** Opening DATA block **

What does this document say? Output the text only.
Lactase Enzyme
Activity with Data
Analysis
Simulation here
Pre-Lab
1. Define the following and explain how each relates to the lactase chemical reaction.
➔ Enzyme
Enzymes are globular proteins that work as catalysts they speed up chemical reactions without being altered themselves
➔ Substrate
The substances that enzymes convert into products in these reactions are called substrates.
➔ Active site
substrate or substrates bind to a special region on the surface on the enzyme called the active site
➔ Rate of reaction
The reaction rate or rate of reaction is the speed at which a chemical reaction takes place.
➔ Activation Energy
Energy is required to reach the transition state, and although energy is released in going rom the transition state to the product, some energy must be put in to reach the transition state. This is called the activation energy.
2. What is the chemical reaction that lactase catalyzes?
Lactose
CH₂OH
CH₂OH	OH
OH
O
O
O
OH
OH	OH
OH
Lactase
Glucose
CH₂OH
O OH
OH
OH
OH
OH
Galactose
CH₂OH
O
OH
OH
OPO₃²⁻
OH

** Closing DATA block **

• **WORK REQUIRED**
After the last line of the data, restate all the entries verbatim.

• **OUTPUT FOR THIS EXERCISE**
What does this document say? Output the text only.
Lactase Enzyme
Activity with Data
Analysis
Simulation here
Pre-Lab
1. Define the following and explain how each relates to the lactase chemical reaction.
➔ Enzyme
Enzymes are globular proteins that work as catalysts they speed up chemical reactions without being altered themselves
➔ Substrate
The substances that enzymes convert into products in these reactions are called substrates.
➔ Active site
substrate or substrates bind to a special region on the surface on the enzyme called the active site
➔ Rate of reaction
The reaction rate or rate of reaction is the speed at which a chemical reaction takes place.
➔ Activation Energy
Energy is required to reach the transition state, and although energy is released in going rom the transition state to the product, some energy must be put in to reach the transition state. This is called the activation energy.
2. What is the chemical reaction that lactase catalyzes?
Lactose
CH₂OH
CH₂OH	OH
OH
O
O
O
OH
OH	OH
OH
Lactase
Glucose
CH₂OH
O OH
OH
OH
OH
OH
Galactose
CH₂OH
O
OH
OH
OPO₃²⁻
OH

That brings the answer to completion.